── Supplied material ──

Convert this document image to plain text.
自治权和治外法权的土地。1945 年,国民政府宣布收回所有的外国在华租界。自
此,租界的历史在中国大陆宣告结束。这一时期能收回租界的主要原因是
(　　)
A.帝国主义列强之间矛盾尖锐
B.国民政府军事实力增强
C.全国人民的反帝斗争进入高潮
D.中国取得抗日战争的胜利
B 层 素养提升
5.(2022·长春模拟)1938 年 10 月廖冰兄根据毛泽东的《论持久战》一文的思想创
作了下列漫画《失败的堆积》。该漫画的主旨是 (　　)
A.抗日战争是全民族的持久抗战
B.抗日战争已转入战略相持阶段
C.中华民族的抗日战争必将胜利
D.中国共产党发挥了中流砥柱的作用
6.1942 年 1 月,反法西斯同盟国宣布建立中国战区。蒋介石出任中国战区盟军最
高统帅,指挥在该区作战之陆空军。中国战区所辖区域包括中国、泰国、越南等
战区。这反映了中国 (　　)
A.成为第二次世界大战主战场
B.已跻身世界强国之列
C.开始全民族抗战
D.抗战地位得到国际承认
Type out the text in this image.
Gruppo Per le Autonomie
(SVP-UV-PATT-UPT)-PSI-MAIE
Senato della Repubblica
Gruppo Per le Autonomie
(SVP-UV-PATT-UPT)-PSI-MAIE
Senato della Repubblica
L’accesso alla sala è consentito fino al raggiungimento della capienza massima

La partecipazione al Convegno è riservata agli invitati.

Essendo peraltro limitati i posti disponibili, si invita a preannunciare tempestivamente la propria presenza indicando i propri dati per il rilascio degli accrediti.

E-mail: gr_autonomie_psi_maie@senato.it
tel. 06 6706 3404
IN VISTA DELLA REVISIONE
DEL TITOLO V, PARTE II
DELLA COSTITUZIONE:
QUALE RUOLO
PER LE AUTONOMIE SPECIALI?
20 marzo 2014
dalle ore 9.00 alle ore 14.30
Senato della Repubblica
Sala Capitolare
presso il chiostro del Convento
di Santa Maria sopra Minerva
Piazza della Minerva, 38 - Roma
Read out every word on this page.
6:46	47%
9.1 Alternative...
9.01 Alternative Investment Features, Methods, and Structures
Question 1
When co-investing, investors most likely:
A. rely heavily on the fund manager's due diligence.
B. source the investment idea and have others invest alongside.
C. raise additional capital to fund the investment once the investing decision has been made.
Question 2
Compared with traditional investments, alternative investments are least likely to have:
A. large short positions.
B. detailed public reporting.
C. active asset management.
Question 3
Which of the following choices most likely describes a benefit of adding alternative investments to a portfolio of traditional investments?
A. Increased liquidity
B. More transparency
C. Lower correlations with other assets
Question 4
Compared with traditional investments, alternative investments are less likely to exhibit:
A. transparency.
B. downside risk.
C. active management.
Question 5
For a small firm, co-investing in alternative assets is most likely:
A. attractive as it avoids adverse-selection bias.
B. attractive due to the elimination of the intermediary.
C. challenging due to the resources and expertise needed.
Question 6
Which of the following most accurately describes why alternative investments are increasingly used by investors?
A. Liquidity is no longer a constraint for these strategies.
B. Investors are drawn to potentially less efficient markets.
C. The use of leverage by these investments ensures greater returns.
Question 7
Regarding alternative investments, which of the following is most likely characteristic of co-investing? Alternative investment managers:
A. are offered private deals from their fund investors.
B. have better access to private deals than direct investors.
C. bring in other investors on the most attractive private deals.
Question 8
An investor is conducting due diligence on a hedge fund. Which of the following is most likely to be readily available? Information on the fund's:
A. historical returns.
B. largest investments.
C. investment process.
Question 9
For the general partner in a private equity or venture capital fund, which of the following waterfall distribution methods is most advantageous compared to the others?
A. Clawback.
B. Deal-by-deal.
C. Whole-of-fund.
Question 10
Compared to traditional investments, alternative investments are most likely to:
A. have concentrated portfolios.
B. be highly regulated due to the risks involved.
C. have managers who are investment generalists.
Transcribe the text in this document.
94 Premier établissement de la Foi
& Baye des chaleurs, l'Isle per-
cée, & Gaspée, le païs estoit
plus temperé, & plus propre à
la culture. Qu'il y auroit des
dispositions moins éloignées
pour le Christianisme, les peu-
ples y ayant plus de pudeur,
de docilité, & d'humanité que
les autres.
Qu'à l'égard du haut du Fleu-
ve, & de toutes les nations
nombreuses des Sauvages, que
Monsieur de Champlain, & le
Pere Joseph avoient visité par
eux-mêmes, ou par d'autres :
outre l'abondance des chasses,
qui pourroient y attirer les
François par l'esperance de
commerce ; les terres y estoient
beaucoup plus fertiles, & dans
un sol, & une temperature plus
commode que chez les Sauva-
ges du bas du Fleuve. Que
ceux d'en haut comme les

───

Exercise aim - List each line of the records that holds the string "traditional".

Finished answer -
Compared with traditional investments, alternative investments are least likely to have:
Which of the following choices most likely describes a benefit of adding alternative investments to a portfolio of traditional investments?
Compared with traditional investments, alternative investments are less likely to exhibit:
Compared to traditional investments, alternative investments are most likely to:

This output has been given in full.